*Records*
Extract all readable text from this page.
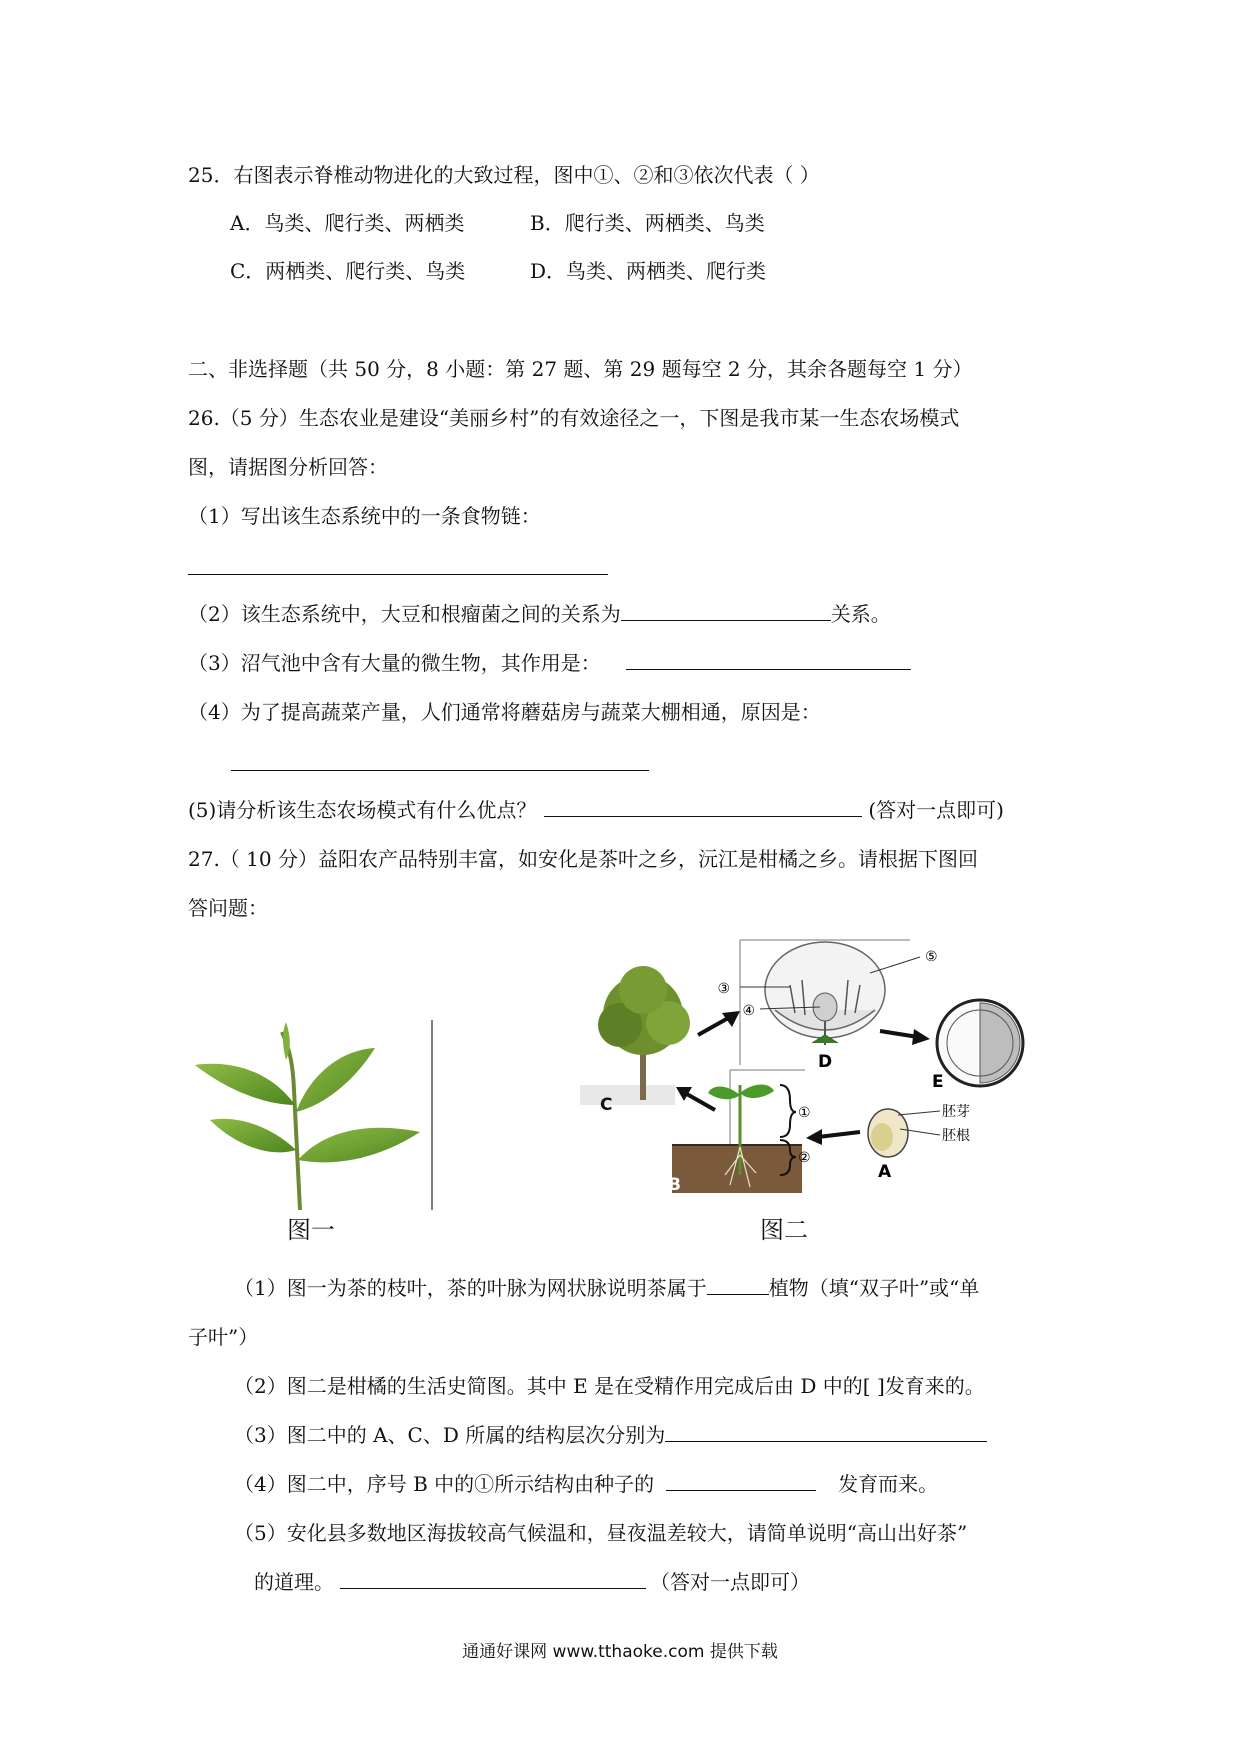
25．右图表示脊椎动物进化的大致过程，图中①、②和③依次代表（ ）
A．鸟类、爬行类、两栖类	B．爬行类、两栖类、鸟类
C．两栖类、爬行类、鸟类	D．鸟类、两栖类、爬行类
二、非选择题（共 50 分，8 小题：第 27 题、第 29 题每空 2 分，其余各题每空 1 分）
26.（5 分）生态农业是建设“美丽乡村”的有效途径之一，下图是我市某一生态农场模式
图，请据图分析回答：
（1）写出该生态系统中的一条食物链：
（2）该生态系统中，大豆和根瘤菌之间的关系为	关系。
（3）沼气池中含有大量的微生物，其作用是：
（4）为了提高蔬菜产量，人们通常将蘑菇房与蔬菜大棚相通，原因是：
(5)请分析该生态农场模式有什么优点？	(答对一点即可)
27.（ 10 分）益阳农产品特别丰富，如安化是茶叶之乡，沅江是柑橘之乡。请根据下图回
答问题：
图一
C
③
④
⑤
D
E
①
②
B
胚芽
胚根
A
图二
（1）图一为茶的枝叶，茶的叶脉为网状脉说明茶属于	植物（填“双子叶”或“单
子叶”）
（2）图二是柑橘的生活史简图。其中 E 是在受精作用完成后由 D 中的[ ]发育来的。
（3）图二中的 A、C、D 所属的结构层次分别为
（4）图二中，序号 B 中的①所示结构由种子的	发育而来。
（5）安化县多数地区海拔较高气候温和，昼夜温差较大，请简单说明“高山出好茶”
的道理。	（答对一点即可）
通通好课网 www.tthaoke.com 提供下载
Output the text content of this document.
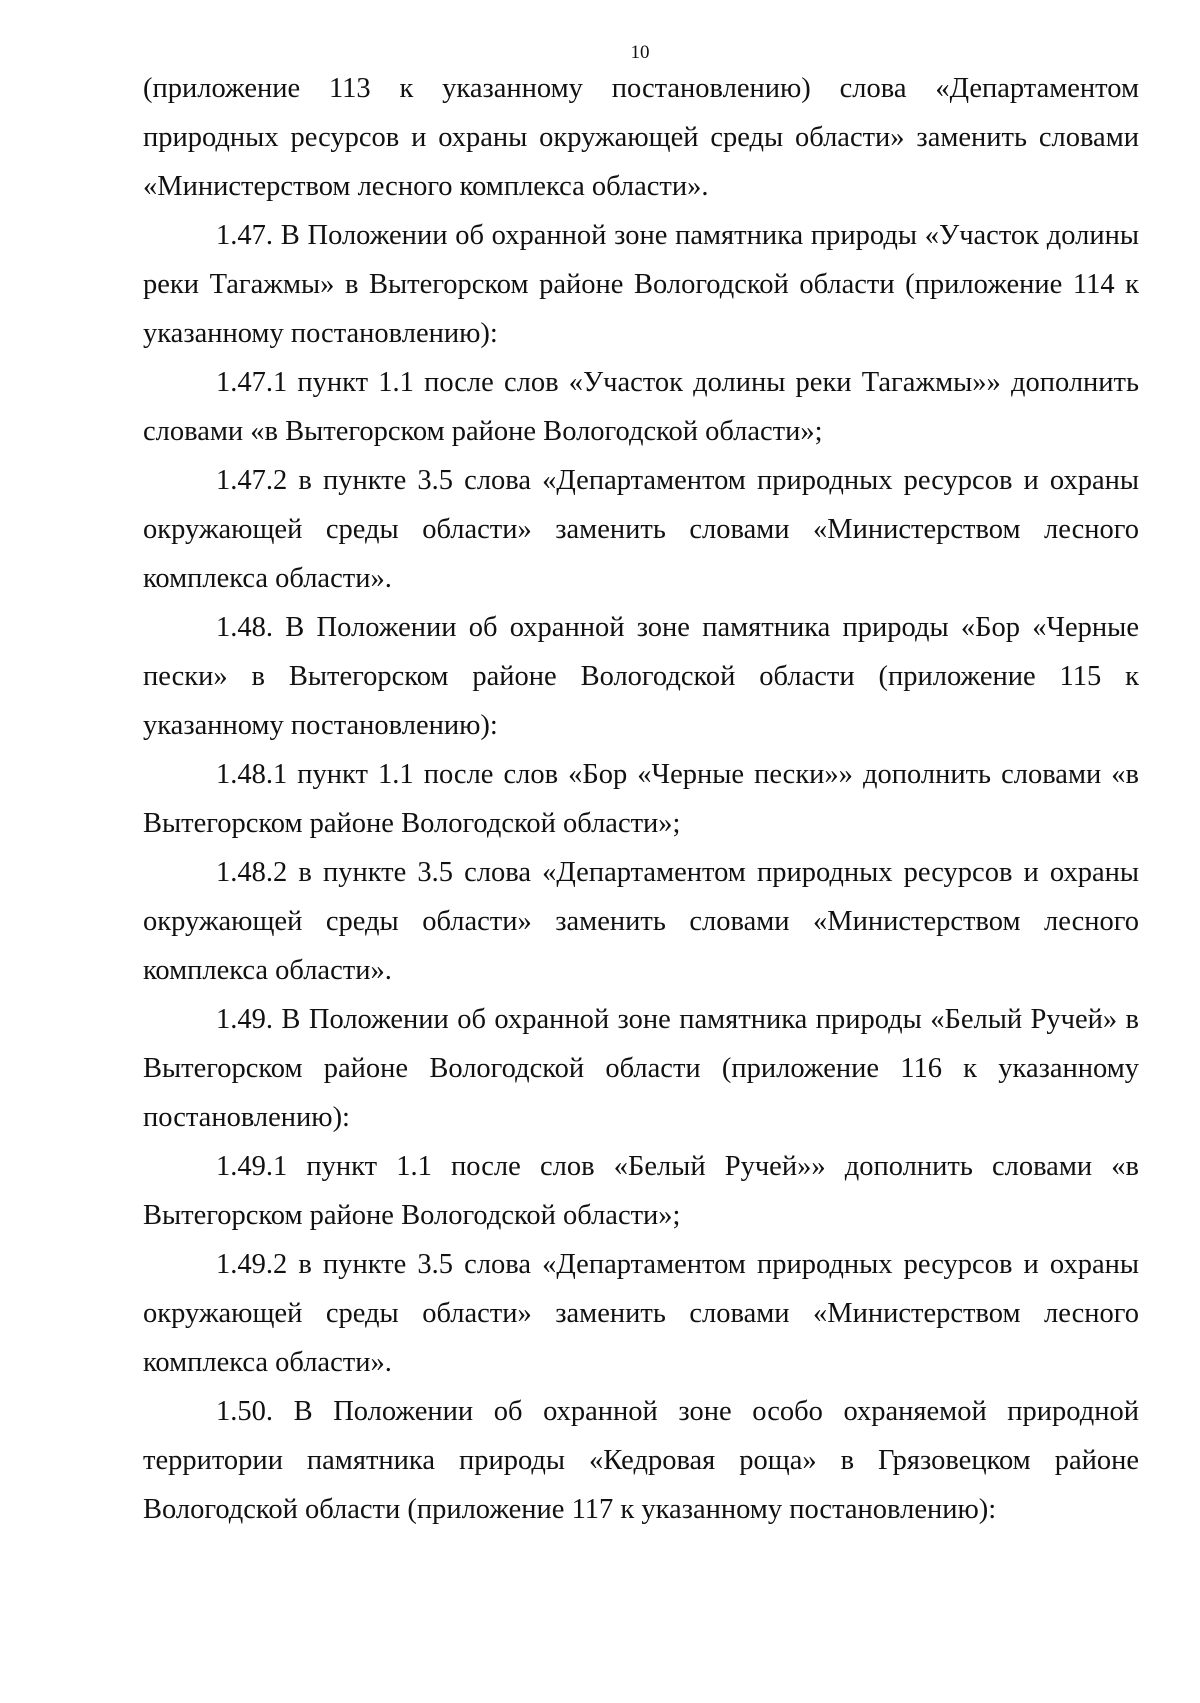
10

(приложение 113 к указанному постановлению) слова «Департаментом природных ресурсов и охраны окружающей среды области» заменить словами «Министерством лесного комплекса области».

1.47. В Положении об охранной зоне памятника природы «Участок долины реки Тагажмы» в Вытегорском районе Вологодской области (приложение 114 к указанному постановлению):

1.47.1 пункт 1.1 после слов «Участок долины реки Тагажмы»» дополнить словами «в Вытегорском районе Вологодской области»;

1.47.2 в пункте 3.5 слова «Департаментом природных ресурсов и охраны окружающей среды области» заменить словами «Министерством лесного комплекса области».

1.48. В Положении об охранной зоне памятника природы «Бор «Черные пески» в Вытегорском районе Вологодской области (приложение 115 к указанному постановлению):

1.48.1 пункт 1.1 после слов «Бор «Черные пески»» дополнить словами «в Вытегорском районе Вологодской области»;

1.48.2 в пункте 3.5 слова «Департаментом природных ресурсов и охраны окружающей среды области» заменить словами «Министерством лесного комплекса области».

1.49. В Положении об охранной зоне памятника природы «Белый Ручей» в Вытегорском районе Вологодской области (приложение 116 к указанному постановлению):

1.49.1 пункт 1.1 после слов «Белый Ручей»» дополнить словами «в Вытегорском районе Вологодской области»;

1.49.2 в пункте 3.5 слова «Департаментом природных ресурсов и охраны окружающей среды области» заменить словами «Министерством лесного комплекса области».

1.50. В Положении об охранной зоне особо охраняемой природной территории памятника природы «Кедровая роща» в Грязовецком районе Вологодской области (приложение 117 к указанному постановлению):
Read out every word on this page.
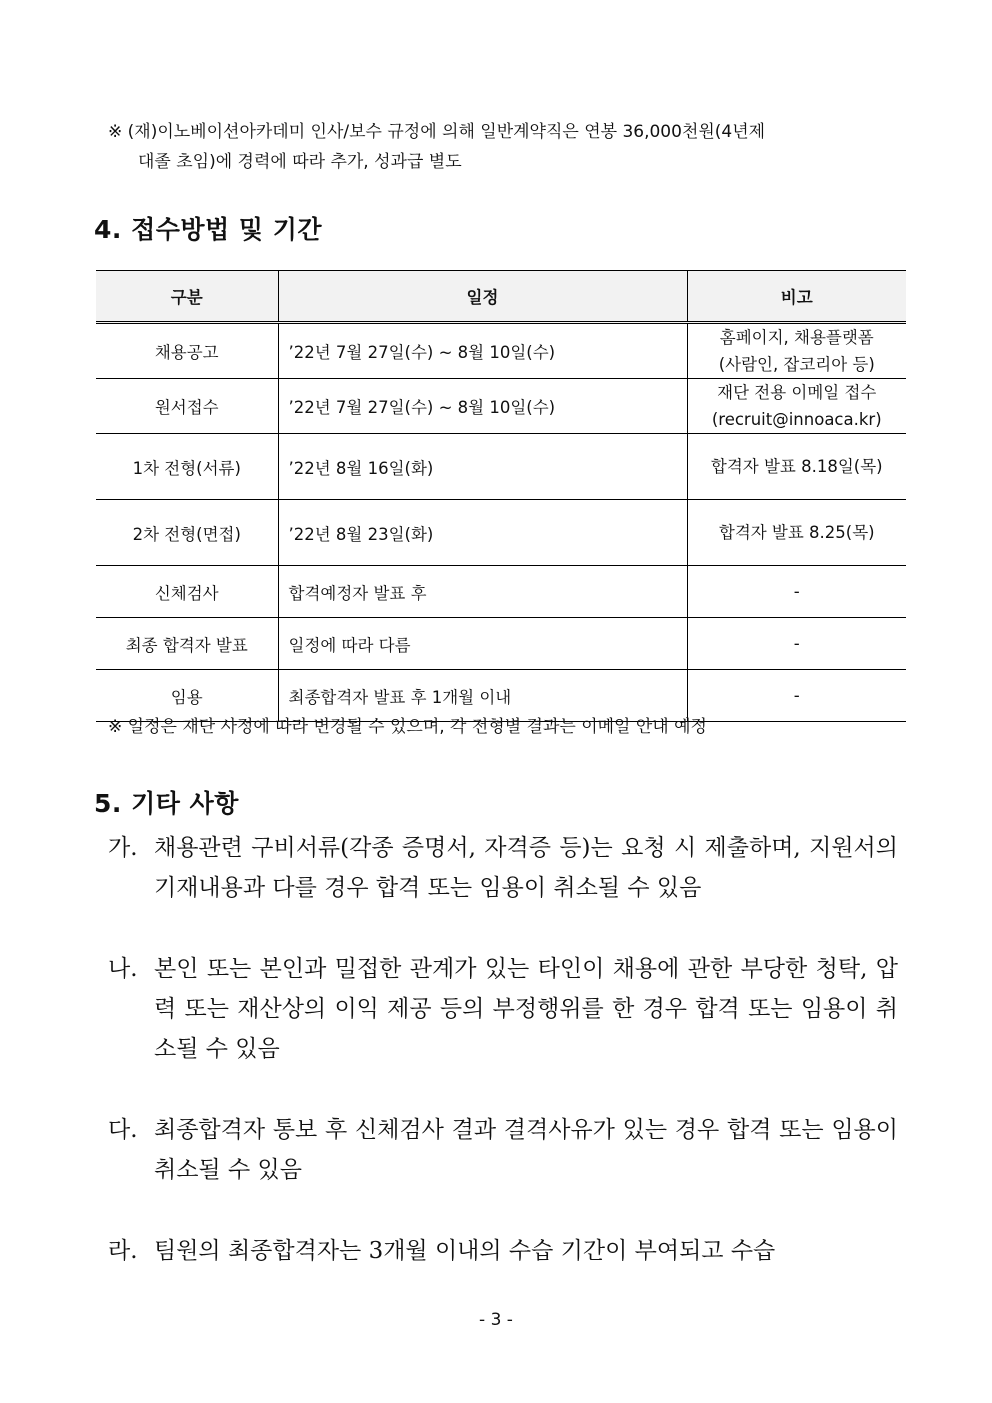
※ (재)이노베이션아카데미 인사/보수 규정에 의해 일반계약직은 연봉 36,000천원(4년제
대졸 초임)에 경력에 따라 추가, 성과급 별도
4. 접수방법 및 기간
구분	일정	비고
채용공고	’22년 7월 27일(수) ~ 8월 10일(수)	홈페이지, 채용플랫폼
(사람인, 잡코리아 등)
원서접수	’22년 7월 27일(수) ~ 8월 10일(수)	재단 전용 이메일 접수
(recruit@innoaca.kr)
1차 전형(서류)	’22년 8월 16일(화)	합격자 발표 8.18일(목)
2차 전형(면접)	’22년 8월 23일(화)	합격자 발표 8.25(목)
신체검사	합격예정자 발표 후	-
최종 합격자 발표	일정에 따라 다름	-
임용	최종합격자 발표 후 1개월 이내	-
※ 일정은 재단 사정에 따라 변경될 수 있으며, 각 전형별 결과는 이메일 안내 예정
5. 기타 사항
가. 채용관련 구비서류(각종 증명서, 자격증 등)는 요청 시 제출하며, 지원서의 기재내용과 다를 경우 합격 또는 임용이 취소될 수 있음
나. 본인 또는 본인과 밀접한 관계가 있는 타인이 채용에 관한 부당한 청탁, 압력 또는 재산상의 이익 제공 등의 부정행위를 한 경우 합격 또는 임용이 취소될 수 있음
다. 최종합격자 통보 후 신체검사 결과 결격사유가 있는 경우 합격 또는 임용이 취소될 수 있음
라. 팀원의 최종합격자는 3개월 이내의 수습 기간이 부여되고 수습
- 3 -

*Exercise prompt*
All entries are to be retyped exactly. Omit any embedded images.

*Full answer*
Extract all readable text from this page.
25．右图表示脊椎动物进化的大致过程，图中①、②和③依次代表（ ）
A．鸟类、爬行类、两栖类	B．爬行类、两栖类、鸟类
C．两栖类、爬行类、鸟类	D．鸟类、两栖类、爬行类
二、非选择题（共 50 分，8 小题：第 27 题、第 29 题每空 2 分，其余各题每空 1 分）
26.（5 分）生态农业是建设“美丽乡村”的有效途径之一，下图是我市某一生态农场模式
图，请据图分析回答：
（1）写出该生态系统中的一条食物链：
（2）该生态系统中，大豆和根瘤菌之间的关系为	关系。
（3）沼气池中含有大量的微生物，其作用是：
（4）为了提高蔬菜产量，人们通常将蘑菇房与蔬菜大棚相通，原因是：
(5)请分析该生态农场模式有什么优点？	(答对一点即可)
27.（ 10 分）益阳农产品特别丰富，如安化是茶叶之乡，沅江是柑橘之乡。请根据下图回
答问题：
图一
C
③
④
⑤
D
E
①
②
B
胚芽
胚根
A
图二
（1）图一为茶的枝叶，茶的叶脉为网状脉说明茶属于	植物（填“双子叶”或“单
子叶”）
（2）图二是柑橘的生活史简图。其中 E 是在受精作用完成后由 D 中的[ ]发育来的。
（3）图二中的 A、C、D 所属的结构层次分别为
（4）图二中，序号 B 中的①所示结构由种子的	发育而来。
（5）安化县多数地区海拔较高气候温和，昼夜温差较大，请简单说明“高山出好茶”
的道理。	（答对一点即可）
通通好课网 www.tthaoke.com 提供下载
Output the text content of this document.
10

(приложение 113 к указанному постановлению) слова «Департаментом природных ресурсов и охраны окружающей среды области» заменить словами «Министерством лесного комплекса области».

1.47. В Положении об охранной зоне памятника природы «Участок долины реки Тагажмы» в Вытегорском районе Вологодской области (приложение 114 к указанному постановлению):

1.47.1 пункт 1.1 после слов «Участок долины реки Тагажмы»» дополнить словами «в Вытегорском районе Вологодской области»;

1.47.2 в пункте 3.5 слова «Департаментом природных ресурсов и охраны окружающей среды области» заменить словами «Министерством лесного комплекса области».

1.48. В Положении об охранной зоне памятника природы «Бор «Черные пески» в Вытегорском районе Вологодской области (приложение 115 к указанному постановлению):

1.48.1 пункт 1.1 после слов «Бор «Черные пески»» дополнить словами «в Вытегорском районе Вологодской области»;

1.48.2 в пункте 3.5 слова «Департаментом природных ресурсов и охраны окружающей среды области» заменить словами «Министерством лесного комплекса области».

1.49. В Положении об охранной зоне памятника природы «Белый Ручей» в Вытегорском районе Вологодской области (приложение 116 к указанному постановлению):

1.49.1 пункт 1.1 после слов «Белый Ручей»» дополнить словами «в Вытегорском районе Вологодской области»;

1.49.2 в пункте 3.5 слова «Департаментом природных ресурсов и охраны окружающей среды области» заменить словами «Министерством лесного комплекса области».

1.50. В Положении об охранной зоне особо охраняемой природной территории памятника природы «Кедровая роща» в Грязовецком районе Вологодской области (приложение 117 к указанному постановлению):
Read out every word on this page.
※ (재)이노베이션아카데미 인사/보수 규정에 의해 일반계약직은 연봉 36,000천원(4년제
대졸 초임)에 경력에 따라 추가, 성과급 별도
4. 접수방법 및 기간
구분	일정	비고
채용공고	’22년 7월 27일(수) ~ 8월 10일(수)	홈페이지, 채용플랫폼
(사람인, 잡코리아 등)
원서접수	’22년 7월 27일(수) ~ 8월 10일(수)	재단 전용 이메일 접수
(recruit@innoaca.kr)
1차 전형(서류)	’22년 8월 16일(화)	합격자 발표 8.18일(목)
2차 전형(면접)	’22년 8월 23일(화)	합격자 발표 8.25(목)
신체검사	합격예정자 발표 후	-
최종 합격자 발표	일정에 따라 다름	-
임용	최종합격자 발표 후 1개월 이내	-
※ 일정은 재단 사정에 따라 변경될 수 있으며, 각 전형별 결과는 이메일 안내 예정
5. 기타 사항
가. 채용관련 구비서류(각종 증명서, 자격증 등)는 요청 시 제출하며, 지원서의 기재내용과 다를 경우 합격 또는 임용이 취소될 수 있음
나. 본인 또는 본인과 밀접한 관계가 있는 타인이 채용에 관한 부당한 청탁, 압력 또는 재산상의 이익 제공 등의 부정행위를 한 경우 합격 또는 임용이 취소될 수 있음
다. 최종합격자 통보 후 신체검사 결과 결격사유가 있는 경우 합격 또는 임용이 취소될 수 있음
라. 팀원의 최종합격자는 3개월 이내의 수습 기간이 부여되고 수습
- 3 -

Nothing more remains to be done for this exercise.